Figure content listings

++++++

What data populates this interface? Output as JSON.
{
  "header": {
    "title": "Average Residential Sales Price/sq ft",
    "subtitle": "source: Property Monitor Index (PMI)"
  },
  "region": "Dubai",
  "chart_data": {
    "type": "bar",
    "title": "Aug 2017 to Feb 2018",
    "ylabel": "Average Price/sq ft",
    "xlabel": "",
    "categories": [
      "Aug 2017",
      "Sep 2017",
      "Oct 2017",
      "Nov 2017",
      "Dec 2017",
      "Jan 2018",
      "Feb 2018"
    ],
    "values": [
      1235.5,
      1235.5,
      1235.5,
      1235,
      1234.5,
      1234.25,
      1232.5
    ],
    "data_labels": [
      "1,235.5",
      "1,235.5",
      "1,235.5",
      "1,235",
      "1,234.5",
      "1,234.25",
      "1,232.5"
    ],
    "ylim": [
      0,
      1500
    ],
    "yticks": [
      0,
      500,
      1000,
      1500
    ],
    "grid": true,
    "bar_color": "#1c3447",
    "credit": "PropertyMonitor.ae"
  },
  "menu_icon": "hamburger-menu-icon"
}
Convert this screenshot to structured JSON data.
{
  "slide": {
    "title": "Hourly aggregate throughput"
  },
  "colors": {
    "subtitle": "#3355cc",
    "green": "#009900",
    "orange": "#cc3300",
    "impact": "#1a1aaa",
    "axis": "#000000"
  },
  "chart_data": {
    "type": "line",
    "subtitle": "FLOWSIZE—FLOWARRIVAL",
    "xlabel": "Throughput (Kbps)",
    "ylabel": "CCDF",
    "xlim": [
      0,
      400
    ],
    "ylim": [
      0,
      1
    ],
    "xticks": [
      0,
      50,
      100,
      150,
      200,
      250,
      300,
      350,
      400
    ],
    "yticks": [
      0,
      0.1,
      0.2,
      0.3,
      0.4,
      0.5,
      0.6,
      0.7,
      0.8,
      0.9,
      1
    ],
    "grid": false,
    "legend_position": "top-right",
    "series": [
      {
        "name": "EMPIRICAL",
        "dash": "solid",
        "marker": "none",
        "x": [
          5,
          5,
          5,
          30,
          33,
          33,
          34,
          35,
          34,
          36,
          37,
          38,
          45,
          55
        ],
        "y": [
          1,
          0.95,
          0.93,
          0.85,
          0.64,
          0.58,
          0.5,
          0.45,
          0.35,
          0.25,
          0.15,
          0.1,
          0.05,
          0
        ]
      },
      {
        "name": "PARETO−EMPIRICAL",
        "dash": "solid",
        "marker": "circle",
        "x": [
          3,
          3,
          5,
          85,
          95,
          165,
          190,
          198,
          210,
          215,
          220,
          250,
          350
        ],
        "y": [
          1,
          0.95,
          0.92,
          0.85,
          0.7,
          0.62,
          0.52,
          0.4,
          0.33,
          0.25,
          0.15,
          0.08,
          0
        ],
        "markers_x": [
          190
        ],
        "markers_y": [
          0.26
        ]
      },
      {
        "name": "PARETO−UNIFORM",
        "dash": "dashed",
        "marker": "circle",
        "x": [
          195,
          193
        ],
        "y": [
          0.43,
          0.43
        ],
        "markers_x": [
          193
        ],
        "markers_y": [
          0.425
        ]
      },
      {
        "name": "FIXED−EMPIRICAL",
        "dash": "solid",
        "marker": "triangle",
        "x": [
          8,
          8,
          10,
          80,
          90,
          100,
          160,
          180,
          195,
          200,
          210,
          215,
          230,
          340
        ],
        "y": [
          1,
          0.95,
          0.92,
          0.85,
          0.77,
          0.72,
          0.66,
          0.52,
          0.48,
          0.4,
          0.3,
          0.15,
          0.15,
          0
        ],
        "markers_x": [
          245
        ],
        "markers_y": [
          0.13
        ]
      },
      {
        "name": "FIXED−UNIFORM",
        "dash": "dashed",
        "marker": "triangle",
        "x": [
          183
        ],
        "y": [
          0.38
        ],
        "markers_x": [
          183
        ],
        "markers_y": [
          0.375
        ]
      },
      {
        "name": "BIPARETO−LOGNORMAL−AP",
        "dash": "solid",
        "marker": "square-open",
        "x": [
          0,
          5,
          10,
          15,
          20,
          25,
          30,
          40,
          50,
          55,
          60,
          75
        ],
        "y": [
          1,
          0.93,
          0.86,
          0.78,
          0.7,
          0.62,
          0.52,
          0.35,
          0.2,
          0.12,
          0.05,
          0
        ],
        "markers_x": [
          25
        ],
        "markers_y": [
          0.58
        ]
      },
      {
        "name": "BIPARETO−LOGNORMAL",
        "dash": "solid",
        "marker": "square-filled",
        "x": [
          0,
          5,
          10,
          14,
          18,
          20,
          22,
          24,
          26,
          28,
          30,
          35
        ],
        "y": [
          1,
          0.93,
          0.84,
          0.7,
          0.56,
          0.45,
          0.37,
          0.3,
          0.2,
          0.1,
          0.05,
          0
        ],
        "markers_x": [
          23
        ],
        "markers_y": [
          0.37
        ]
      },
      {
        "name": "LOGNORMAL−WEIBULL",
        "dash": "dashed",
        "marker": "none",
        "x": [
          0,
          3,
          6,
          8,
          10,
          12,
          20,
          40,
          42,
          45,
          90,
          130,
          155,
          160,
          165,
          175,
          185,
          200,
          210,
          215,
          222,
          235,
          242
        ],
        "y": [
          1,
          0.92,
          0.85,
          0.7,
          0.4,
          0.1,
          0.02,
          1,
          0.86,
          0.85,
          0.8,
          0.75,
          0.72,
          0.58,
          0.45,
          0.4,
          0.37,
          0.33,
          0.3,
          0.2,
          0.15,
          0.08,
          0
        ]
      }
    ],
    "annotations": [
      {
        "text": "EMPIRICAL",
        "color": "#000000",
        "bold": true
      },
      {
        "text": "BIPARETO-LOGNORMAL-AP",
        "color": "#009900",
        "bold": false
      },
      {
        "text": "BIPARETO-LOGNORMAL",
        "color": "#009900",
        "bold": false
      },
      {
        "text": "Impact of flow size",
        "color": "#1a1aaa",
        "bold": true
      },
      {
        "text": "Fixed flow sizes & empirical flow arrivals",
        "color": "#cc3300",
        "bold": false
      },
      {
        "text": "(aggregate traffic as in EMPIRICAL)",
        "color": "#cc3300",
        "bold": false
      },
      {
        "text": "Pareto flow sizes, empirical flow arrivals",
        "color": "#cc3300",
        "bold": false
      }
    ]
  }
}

++++++

All lines of the data above that include the word "sizes" must be shown.

Final result:
        "text": "Fixed flow sizes & empirical flow arrivals",
        "text": "Pareto flow sizes, empirical flow arrivals",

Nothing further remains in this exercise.